__Written problem__. Spot each line that carries the word "paintings"; copy those lines.
##### Provided records
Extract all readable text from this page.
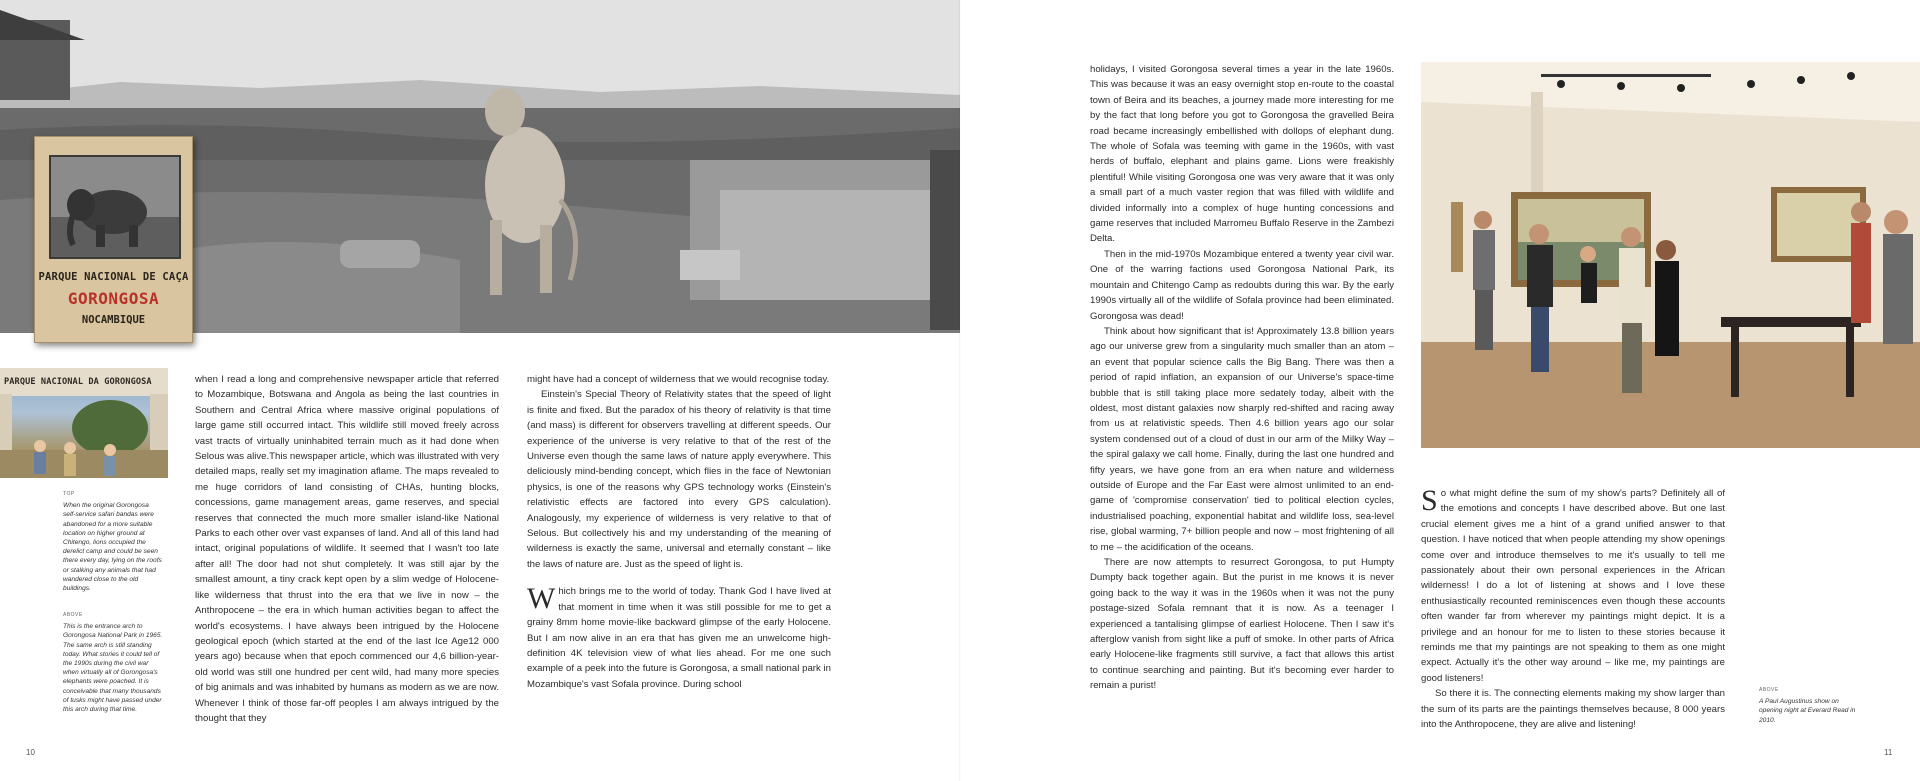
PARQUE NACIONAL DE CAÇA
GORONGOSA
NOCAMBIQUE
PARQUE NACIONAL DA GORONGOSA
TOP
When the original Gorongosa self-service safari bandas were abandoned for a more suitable location on higher ground at Chitengo, lions occupied the derelict camp and could be seen there every day, lying on the roofs or stalking any animals that had wandered close to the old buildings.
ABOVE
This is the entrance arch to Gorongosa National Park in 1965. The same arch is still standing today. What stories it could tell of the 1990s during the civil war when virtually all of Gorongosa's elephants were poached. It is conceivable that many thousands of tusks might have passed under this arch during that time.

when I read a long and comprehensive newspaper article that referred to Mozambique, Botswana and Angola as being the last countries in Southern and Central Africa where massive original populations of large game still occurred intact. This wildlife still moved freely across vast tracts of virtually uninhabited terrain much as it had done when Selous was alive.This newspaper article, which was illustrated with very detailed maps, really set my imagination aflame. The maps revealed to me huge corridors of land consisting of CHAs, hunting blocks, concessions, game management areas, game reserves, and special reserves that connected the much more smaller island-like National Parks to each other over vast expanses of land. And all of this land had intact, original populations of wildlife. It seemed that I wasn't too late after all! The door had not shut completely. It was still ajar by the smallest amount, a tiny crack kept open by a slim wedge of Holocene-like wilderness that thrust into the era that we live in now – the Anthropocene – the era in which human activities began to affect the world's ecosystems. I have always been intrigued by the Holocene geological epoch (which started at the end of the last Ice Age12 000 years ago) because when that epoch commenced our 4,6 billion-year-old world was still one hundred per cent wild, had many more species of big animals and was inhabited by humans as modern as we are now. Whenever I think of those far-off peoples I am always intrigued by the thought that they

might have had a concept of wilderness that we would recognise today.

Einstein's Special Theory of Relativity states that the speed of light is finite and fixed. But the paradox of his theory of relativity is that time (and mass) is different for observers travelling at different speeds. Our experience of the universe is very relative to that of the rest of the Universe even though the same laws of nature apply everywhere. This deliciously mind-bending concept, which flies in the face of Newtonian physics, is one of the reasons why GPS technology works (Einstein's relativistic effects are factored into every GPS calculation). Analogously, my experience of wilderness is very relative to that of Selous. But collectively his and my understanding of the meaning of wilderness is exactly the same, universal and eternally constant – like the laws of nature are. Just as the speed of light is.

Which brings me to the world of today. Thank God I have lived at that moment in time when it was still possible for me to get a grainy 8mm home movie-like backward glimpse of the early Holocene. But I am now alive in an era that has given me an unwelcome high-definition 4K television view of what lies ahead. For me one such example of a peek into the future is Gorongosa, a small national park in Mozambique's vast Sofala province. During school

10

holidays, I visited Gorongosa several times a year in the late 1960s. This was because it was an easy overnight stop en-route to the coastal town of Beira and its beaches, a journey made more interesting for me by the fact that long before you got to Gorongosa the gravelled Beira road became increasingly embellished with dollops of elephant dung. The whole of Sofala was teeming with game in the 1960s, with vast herds of buffalo, elephant and plains game. Lions were freakishly plentiful! While visiting Gorongosa one was very aware that it was only a small part of a much vaster region that was filled with wildlife and divided informally into a complex of huge hunting concessions and game reserves that included Marromeu Buffalo Reserve in the Zambezi Delta.

Then in the mid-1970s Mozambique entered a twenty year civil war. One of the warring factions used Gorongosa National Park, its mountain and Chitengo Camp as redoubts during this war. By the early 1990s virtually all of the wildlife of Sofala province had been eliminated. Gorongosa was dead!

Think about how significant that is! Approximately 13.8 billion years ago our universe grew from a singularity much smaller than an atom – an event that popular science calls the Big Bang. There was then a period of rapid inflation, an expansion of our Universe's space-time bubble that is still taking place more sedately today, albeit with the oldest, most distant galaxies now sharply red-shifted and racing away from us at relativistic speeds. Then 4.6 billion years ago our solar system condensed out of a cloud of dust in our arm of the Milky Way – the spiral galaxy we call home. Finally, during the last one hundred and fifty years, we have gone from an era when nature and wilderness outside of Europe and the Far East were almost unlimited to an end-game of 'compromise conservation' tied to political election cycles, industrialised poaching, exponential habitat and wildlife loss, sea-level rise, global warming, 7+ billion people and now – most frightening of all to me – the acidification of the oceans.

There are now attempts to resurrect Gorongosa, to put Humpty Dumpty back together again. But the purist in me knows it is never going back to the way it was in the 1960s when it was not the puny postage-sized Sofala remnant that it is now. As a teenager I experienced a tantalising glimpse of earliest Holocene. Then I saw it's afterglow vanish from sight like a puff of smoke. In other parts of Africa early Holocene-like fragments still survive, a fact that allows this artist to continue searching and painting. But it's becoming ever harder to remain a purist!

So what might define the sum of my show's parts? Definitely all of the emotions and concepts I have described above. But one last crucial element gives me a hint of a grand unified answer to that question. I have noticed that when people attending my show openings come over and introduce themselves to me it's usually to tell me passionately about their own personal experiences in the African wilderness! I do a lot of listening at shows and I love these enthusiastically recounted reminiscences even though these accounts often wander far from wherever my paintings might depict. It is a privilege and an honour for me to listen to these stories because it reminds me that my paintings are not speaking to them as one might expect. Actually it's the other way around – like me, my paintings are good listeners!

So there it is. The connecting elements making my show larger than the sum of its parts are the paintings themselves because, 8 000 years into the Anthropocene, they are alive and listening!

ABOVE
A Paul Augustinus show on opening night at Everard Read in 2010.
11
##########
__Response to the task__.
So what might define the sum of my show's parts? Definitely all of the emotions and concepts I have described above. But one last crucial element gives me a hint of a grand unified answer to that question. I have noticed that when people attending my show openings come over and introduce themselves to me it's usually to tell me passionately about their own personal experiences in the African wilderness! I do a lot of listening at shows and I love these enthusiastically recounted reminiscences even though these accounts often wander far from wherever my paintings might depict. It is a privilege and an honour for me to listen to these stories because it reminds me that my paintings are not speaking to them as one might expect. Actually it's the other way around – like me, my paintings are good listeners!
So there it is. The connecting elements making my show larger than the sum of its parts are the paintings themselves because, 8 000 years into the Anthropocene, they are alive and listening!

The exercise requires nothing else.